* **SUPPLIED ENTRIES**

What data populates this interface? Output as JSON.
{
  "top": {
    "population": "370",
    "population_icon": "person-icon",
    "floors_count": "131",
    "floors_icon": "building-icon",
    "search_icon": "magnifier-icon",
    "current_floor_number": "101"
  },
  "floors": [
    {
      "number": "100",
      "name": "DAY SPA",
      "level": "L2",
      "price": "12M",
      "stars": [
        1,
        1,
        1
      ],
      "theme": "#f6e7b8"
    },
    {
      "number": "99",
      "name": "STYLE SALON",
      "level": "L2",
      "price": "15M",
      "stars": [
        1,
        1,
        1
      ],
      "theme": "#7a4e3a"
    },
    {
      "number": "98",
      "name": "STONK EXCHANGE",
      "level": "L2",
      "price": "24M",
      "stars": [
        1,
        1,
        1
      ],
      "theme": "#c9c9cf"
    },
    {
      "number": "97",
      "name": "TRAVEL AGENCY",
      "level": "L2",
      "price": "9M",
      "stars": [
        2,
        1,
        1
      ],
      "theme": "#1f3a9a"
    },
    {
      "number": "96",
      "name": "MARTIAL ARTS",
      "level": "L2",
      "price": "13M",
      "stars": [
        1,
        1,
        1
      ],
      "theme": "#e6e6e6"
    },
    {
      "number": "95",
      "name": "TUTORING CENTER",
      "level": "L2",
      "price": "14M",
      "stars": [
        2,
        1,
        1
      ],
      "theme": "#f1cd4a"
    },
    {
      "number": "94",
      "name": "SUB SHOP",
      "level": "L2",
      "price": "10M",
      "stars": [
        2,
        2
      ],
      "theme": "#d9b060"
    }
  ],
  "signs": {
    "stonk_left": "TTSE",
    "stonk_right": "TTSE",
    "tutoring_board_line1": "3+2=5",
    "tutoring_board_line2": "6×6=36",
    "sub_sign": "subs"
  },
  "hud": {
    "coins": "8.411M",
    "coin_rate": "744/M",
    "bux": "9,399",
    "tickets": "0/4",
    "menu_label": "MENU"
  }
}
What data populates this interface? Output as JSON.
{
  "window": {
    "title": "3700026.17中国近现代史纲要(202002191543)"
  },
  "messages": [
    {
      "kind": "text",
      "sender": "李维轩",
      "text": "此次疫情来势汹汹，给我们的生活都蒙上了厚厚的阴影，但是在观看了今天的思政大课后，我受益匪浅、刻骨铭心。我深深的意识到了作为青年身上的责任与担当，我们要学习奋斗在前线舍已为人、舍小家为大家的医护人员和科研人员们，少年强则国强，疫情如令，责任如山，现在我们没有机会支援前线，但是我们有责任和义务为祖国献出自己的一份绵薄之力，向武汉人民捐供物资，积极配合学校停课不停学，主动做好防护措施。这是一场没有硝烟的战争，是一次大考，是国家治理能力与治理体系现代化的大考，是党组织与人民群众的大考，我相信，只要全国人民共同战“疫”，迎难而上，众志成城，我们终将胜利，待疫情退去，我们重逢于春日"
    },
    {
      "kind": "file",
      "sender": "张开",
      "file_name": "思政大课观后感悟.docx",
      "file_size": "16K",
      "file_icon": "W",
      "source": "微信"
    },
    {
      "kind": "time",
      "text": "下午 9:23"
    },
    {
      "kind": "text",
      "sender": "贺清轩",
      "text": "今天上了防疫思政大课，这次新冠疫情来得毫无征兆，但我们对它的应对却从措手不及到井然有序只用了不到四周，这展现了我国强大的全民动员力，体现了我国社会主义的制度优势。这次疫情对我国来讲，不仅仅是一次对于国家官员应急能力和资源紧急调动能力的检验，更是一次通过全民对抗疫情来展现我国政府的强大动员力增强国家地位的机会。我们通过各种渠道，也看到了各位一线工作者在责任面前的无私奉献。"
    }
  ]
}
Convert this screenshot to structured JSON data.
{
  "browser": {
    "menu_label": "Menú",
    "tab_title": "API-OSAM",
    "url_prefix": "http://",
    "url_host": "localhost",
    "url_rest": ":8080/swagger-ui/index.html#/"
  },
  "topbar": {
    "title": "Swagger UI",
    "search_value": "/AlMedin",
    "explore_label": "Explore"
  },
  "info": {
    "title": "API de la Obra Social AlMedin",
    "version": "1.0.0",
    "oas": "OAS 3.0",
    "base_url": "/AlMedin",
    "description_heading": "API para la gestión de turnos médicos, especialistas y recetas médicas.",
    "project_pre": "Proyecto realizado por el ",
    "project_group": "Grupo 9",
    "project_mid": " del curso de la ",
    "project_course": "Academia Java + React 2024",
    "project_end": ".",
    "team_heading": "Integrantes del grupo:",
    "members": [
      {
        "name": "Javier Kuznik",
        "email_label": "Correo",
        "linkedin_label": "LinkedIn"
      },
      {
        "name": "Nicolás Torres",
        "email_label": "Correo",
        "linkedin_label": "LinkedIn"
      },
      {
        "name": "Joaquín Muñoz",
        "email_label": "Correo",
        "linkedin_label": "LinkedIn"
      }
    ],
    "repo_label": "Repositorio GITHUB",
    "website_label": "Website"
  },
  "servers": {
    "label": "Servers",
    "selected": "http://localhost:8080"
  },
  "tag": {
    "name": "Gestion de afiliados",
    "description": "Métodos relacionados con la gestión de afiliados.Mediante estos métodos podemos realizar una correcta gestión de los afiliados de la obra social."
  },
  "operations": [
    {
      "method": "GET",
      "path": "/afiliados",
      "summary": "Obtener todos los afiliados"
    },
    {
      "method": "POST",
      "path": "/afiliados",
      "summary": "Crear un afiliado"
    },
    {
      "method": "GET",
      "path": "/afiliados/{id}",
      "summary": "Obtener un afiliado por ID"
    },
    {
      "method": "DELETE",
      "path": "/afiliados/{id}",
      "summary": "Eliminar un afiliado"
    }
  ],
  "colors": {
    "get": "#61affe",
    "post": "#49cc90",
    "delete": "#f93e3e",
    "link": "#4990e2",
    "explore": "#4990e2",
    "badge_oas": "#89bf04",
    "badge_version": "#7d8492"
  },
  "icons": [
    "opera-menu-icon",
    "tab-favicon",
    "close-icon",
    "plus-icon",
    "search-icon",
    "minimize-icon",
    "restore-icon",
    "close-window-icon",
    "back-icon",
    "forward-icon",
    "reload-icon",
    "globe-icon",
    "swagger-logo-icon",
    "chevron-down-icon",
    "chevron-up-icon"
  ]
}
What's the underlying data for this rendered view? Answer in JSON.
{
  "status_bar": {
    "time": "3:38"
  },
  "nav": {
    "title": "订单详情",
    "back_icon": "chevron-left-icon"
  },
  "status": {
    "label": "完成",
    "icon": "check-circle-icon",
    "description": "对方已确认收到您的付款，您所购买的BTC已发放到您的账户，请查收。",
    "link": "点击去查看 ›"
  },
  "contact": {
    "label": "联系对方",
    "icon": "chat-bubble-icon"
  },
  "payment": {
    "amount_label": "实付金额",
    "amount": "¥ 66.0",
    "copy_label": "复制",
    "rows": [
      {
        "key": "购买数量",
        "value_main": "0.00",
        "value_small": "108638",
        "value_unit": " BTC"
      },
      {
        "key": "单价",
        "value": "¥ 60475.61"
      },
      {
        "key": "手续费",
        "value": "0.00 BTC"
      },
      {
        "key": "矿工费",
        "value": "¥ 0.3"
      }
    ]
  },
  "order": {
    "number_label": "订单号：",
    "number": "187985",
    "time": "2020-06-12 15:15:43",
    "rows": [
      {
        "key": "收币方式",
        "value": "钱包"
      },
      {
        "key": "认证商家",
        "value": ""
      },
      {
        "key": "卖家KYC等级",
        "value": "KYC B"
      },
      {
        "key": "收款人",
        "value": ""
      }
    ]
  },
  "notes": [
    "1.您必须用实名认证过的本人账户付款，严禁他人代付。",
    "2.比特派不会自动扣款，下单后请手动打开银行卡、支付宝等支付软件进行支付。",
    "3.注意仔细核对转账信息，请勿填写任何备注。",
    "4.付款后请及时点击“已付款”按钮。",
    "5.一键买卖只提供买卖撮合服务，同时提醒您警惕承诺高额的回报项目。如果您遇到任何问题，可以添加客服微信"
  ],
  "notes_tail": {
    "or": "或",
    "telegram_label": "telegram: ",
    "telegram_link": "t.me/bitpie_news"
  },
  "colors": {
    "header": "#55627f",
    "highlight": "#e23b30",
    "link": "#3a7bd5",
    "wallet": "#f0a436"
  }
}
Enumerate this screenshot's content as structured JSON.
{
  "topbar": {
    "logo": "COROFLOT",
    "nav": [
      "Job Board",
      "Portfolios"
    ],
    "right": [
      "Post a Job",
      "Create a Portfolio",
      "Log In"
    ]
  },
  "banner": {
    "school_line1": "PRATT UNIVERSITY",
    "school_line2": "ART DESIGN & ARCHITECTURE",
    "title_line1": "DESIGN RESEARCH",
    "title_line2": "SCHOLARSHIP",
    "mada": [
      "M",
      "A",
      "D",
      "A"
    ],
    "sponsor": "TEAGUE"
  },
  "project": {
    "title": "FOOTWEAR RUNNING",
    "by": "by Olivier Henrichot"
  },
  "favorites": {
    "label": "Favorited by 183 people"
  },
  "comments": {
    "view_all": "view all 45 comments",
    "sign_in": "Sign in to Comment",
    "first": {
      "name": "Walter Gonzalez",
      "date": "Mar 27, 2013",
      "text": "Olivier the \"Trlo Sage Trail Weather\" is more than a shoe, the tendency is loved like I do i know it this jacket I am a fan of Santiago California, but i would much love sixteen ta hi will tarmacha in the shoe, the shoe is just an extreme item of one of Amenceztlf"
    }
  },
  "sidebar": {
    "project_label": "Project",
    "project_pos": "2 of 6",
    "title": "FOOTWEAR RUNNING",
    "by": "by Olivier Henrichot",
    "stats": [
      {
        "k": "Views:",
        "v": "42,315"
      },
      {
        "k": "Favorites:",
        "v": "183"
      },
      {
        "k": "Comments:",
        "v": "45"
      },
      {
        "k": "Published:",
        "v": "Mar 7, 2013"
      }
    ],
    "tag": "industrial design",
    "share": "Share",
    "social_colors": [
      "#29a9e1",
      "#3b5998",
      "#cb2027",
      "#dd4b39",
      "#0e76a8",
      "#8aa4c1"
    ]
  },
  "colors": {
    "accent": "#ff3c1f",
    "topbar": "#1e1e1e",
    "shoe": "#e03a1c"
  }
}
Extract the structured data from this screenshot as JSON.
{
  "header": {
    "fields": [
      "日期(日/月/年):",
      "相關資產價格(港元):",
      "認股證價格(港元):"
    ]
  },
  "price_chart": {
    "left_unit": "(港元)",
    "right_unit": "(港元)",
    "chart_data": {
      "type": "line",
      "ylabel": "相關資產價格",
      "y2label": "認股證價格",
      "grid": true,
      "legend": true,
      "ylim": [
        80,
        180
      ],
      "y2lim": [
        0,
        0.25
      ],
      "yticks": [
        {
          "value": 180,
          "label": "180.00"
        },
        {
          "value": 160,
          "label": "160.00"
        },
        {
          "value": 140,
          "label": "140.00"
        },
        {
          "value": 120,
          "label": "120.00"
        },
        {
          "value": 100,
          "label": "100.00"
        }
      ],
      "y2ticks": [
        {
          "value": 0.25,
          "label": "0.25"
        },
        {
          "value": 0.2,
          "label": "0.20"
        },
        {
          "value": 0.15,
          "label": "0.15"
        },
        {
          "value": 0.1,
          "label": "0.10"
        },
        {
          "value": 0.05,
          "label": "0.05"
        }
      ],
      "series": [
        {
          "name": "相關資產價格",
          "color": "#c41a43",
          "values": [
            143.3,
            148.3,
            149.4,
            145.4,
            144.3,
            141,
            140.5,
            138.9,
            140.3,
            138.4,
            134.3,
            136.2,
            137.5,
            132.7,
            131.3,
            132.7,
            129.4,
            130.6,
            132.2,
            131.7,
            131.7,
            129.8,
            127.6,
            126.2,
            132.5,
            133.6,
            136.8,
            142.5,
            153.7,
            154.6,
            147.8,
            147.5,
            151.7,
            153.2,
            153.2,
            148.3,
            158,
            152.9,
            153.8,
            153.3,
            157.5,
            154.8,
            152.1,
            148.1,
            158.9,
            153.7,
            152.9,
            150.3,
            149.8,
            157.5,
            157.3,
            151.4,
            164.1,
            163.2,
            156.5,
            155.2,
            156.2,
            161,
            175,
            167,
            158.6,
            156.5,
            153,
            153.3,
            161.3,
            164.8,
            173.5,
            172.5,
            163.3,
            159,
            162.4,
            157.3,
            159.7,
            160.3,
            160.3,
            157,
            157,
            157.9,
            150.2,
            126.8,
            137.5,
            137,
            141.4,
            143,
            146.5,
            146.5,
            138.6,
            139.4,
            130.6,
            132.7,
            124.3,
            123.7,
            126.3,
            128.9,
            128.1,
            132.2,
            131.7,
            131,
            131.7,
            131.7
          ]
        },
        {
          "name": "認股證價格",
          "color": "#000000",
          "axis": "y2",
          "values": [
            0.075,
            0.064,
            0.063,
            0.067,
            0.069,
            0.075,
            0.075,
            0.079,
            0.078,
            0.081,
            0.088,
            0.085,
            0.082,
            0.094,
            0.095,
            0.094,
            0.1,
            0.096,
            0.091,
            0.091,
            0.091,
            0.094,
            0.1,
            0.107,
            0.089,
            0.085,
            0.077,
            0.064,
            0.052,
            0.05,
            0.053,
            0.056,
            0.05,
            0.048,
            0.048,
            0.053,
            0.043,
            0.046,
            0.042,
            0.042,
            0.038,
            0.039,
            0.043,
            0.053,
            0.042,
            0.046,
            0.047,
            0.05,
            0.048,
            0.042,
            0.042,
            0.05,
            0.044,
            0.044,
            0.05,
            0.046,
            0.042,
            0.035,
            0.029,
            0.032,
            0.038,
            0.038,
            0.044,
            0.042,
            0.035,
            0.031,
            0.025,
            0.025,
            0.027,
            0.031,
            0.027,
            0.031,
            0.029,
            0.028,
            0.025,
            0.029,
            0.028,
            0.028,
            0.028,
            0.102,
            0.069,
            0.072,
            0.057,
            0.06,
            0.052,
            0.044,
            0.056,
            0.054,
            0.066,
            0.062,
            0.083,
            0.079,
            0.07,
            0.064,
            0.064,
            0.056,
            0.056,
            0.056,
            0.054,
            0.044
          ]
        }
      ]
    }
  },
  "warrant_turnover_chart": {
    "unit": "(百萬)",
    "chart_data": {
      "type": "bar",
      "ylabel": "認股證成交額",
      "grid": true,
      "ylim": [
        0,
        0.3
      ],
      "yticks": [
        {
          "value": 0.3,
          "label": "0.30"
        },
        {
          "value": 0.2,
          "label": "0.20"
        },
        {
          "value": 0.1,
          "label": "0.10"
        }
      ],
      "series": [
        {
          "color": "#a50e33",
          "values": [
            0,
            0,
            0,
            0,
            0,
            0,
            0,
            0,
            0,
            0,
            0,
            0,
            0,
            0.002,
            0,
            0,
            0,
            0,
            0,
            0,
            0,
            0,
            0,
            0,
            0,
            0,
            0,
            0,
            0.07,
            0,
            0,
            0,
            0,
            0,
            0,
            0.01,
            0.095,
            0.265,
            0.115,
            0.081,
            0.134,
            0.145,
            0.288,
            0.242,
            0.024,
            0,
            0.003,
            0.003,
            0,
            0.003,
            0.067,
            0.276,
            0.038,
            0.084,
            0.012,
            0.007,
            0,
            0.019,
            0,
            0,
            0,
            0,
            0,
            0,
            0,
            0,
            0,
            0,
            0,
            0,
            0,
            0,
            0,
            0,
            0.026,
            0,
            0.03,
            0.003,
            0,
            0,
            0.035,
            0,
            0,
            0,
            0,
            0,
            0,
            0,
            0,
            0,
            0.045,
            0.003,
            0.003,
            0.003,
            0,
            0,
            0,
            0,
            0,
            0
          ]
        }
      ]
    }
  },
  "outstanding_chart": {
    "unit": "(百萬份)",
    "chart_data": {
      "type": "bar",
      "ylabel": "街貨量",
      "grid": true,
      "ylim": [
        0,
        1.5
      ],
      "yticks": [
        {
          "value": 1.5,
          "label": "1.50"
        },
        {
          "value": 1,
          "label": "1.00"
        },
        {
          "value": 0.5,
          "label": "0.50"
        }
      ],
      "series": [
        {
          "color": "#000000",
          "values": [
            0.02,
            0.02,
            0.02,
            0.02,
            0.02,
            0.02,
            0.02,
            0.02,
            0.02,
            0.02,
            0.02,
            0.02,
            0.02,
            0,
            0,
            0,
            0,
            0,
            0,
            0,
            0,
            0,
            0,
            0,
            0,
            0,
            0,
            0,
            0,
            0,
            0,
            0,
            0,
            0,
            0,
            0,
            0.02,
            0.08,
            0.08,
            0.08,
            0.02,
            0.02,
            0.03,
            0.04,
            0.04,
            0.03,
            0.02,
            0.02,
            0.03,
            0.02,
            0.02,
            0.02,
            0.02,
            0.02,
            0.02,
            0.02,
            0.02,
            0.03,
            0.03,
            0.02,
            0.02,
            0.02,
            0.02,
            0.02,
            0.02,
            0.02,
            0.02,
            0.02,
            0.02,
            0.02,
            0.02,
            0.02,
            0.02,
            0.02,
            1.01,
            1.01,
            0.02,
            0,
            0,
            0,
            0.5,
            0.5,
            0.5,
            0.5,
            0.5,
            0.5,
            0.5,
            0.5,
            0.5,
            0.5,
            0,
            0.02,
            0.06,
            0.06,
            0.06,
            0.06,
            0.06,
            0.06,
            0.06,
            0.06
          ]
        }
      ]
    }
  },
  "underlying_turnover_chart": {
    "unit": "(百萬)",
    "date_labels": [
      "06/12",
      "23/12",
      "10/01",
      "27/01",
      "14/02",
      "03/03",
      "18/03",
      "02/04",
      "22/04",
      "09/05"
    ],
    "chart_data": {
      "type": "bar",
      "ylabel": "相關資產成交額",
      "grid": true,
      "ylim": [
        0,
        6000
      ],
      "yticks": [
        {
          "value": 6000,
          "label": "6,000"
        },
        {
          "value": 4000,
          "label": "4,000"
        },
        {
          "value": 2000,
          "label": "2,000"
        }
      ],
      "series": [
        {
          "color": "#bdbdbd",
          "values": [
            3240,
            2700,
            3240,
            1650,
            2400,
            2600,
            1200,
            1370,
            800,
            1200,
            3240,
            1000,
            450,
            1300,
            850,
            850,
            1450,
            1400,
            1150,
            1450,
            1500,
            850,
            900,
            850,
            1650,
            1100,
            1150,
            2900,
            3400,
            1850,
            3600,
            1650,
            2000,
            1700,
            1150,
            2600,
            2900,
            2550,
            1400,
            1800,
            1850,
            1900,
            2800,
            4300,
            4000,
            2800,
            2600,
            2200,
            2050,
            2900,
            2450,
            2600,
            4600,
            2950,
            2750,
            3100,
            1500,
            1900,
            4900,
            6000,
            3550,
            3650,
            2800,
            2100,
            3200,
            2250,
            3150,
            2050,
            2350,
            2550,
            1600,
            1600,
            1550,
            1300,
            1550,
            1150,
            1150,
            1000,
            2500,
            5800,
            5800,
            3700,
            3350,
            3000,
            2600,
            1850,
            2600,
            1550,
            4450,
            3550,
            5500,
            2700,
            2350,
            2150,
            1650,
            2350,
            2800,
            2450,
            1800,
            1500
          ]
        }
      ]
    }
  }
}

* **EXERCISE DESCRIPTION**
Look through the material above. Copy each line where the word "time" appears.

* **EXERCISE ANSWER**
      "kind": "time",
    "time": "3:38"
    "time": "2020-06-12 15:15:43",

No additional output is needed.